*Brief*: Only the lines holding the string "page" are needed. Copy each one.

*Provided data*:
* * *

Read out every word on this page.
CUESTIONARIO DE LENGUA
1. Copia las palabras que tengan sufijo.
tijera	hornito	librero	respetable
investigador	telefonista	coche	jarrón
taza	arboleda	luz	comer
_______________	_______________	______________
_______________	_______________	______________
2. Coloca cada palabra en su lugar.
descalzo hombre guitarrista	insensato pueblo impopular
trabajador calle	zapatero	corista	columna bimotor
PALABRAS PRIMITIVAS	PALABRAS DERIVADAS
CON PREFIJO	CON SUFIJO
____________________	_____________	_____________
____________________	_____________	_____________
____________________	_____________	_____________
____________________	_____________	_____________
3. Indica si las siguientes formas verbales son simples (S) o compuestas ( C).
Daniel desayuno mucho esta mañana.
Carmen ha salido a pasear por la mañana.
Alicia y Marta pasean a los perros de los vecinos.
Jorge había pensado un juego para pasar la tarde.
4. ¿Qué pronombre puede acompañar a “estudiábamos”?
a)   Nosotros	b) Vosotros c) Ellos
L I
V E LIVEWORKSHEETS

* * *

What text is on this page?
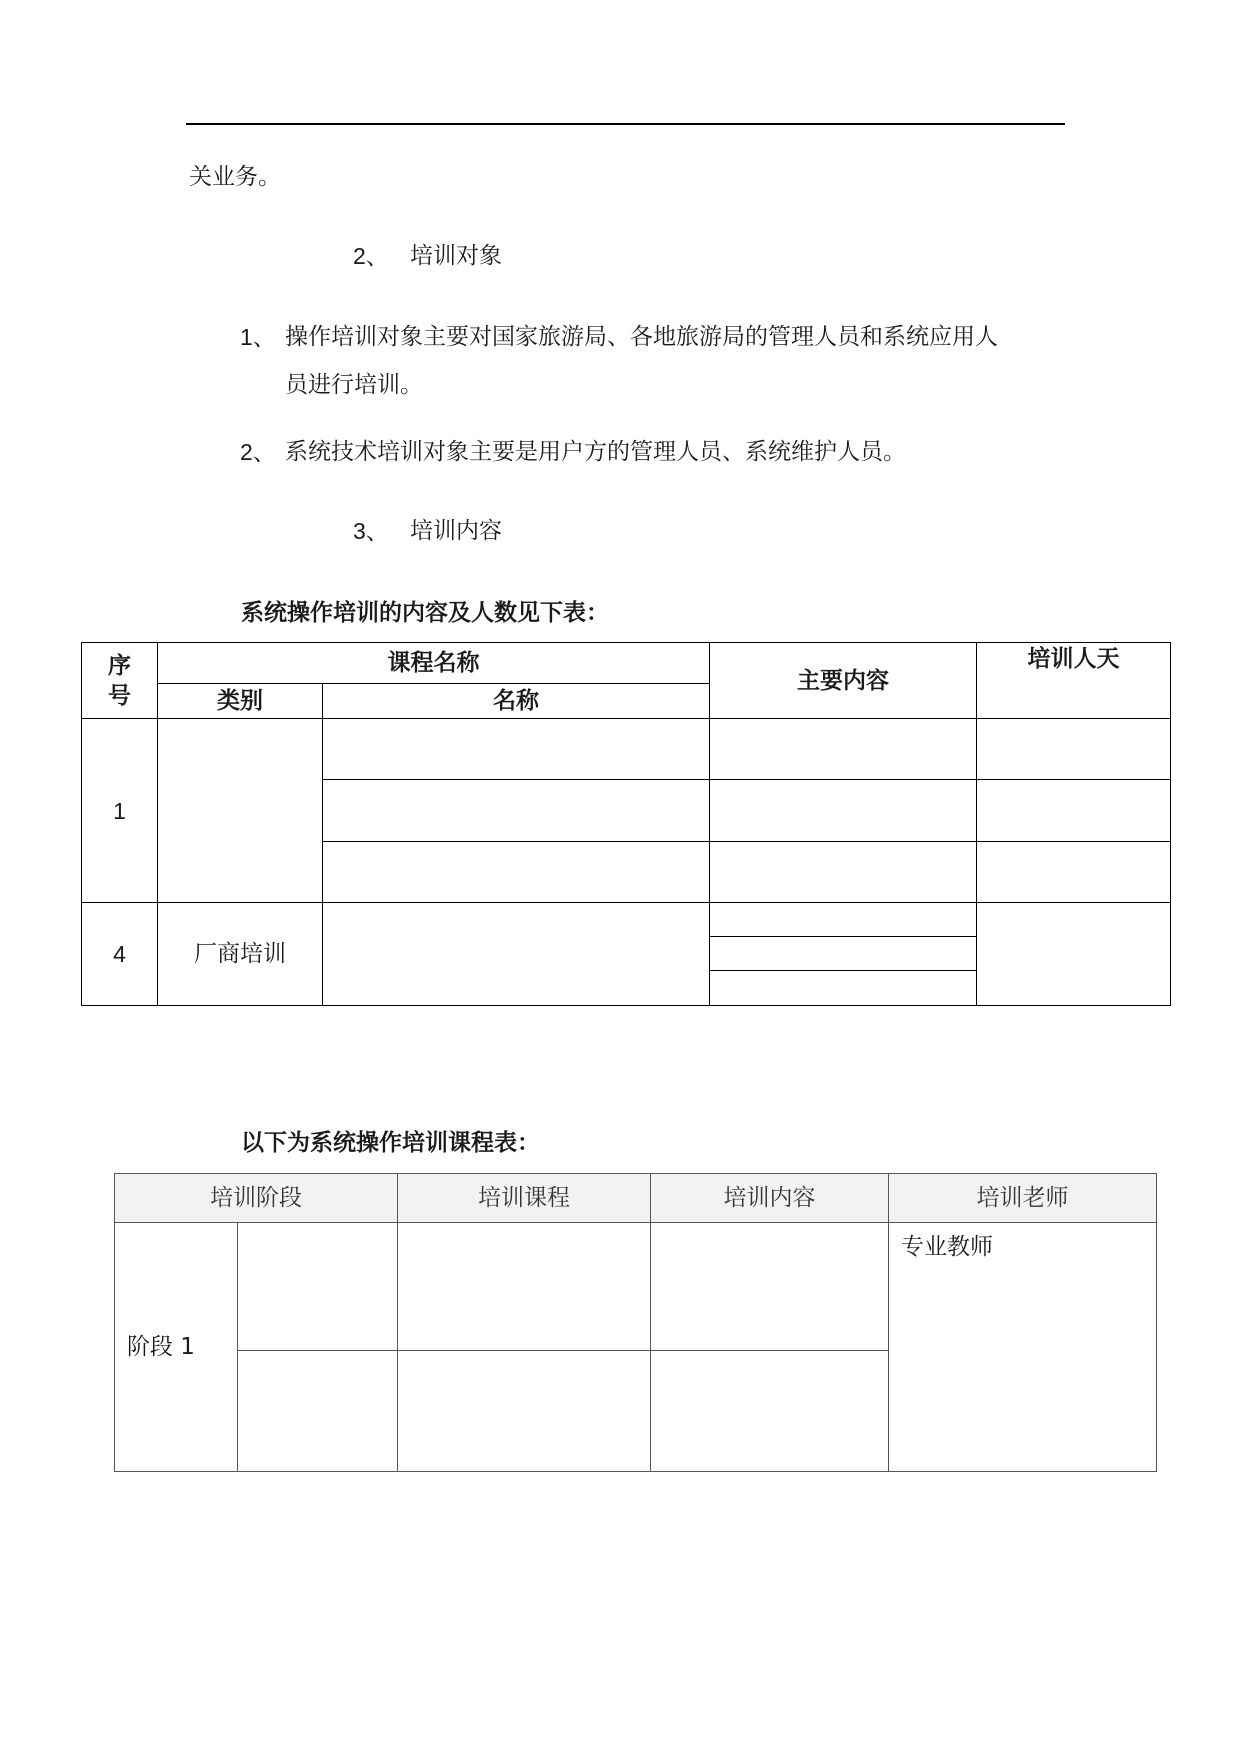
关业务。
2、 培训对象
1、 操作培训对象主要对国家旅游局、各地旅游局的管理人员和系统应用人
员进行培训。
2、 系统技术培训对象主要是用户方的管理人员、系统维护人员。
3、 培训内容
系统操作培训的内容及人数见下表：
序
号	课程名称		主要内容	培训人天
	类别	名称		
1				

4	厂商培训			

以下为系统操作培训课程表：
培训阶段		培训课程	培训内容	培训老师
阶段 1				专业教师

* * *

*Exercise result*:
Read out every word on this page.
What text is on this page?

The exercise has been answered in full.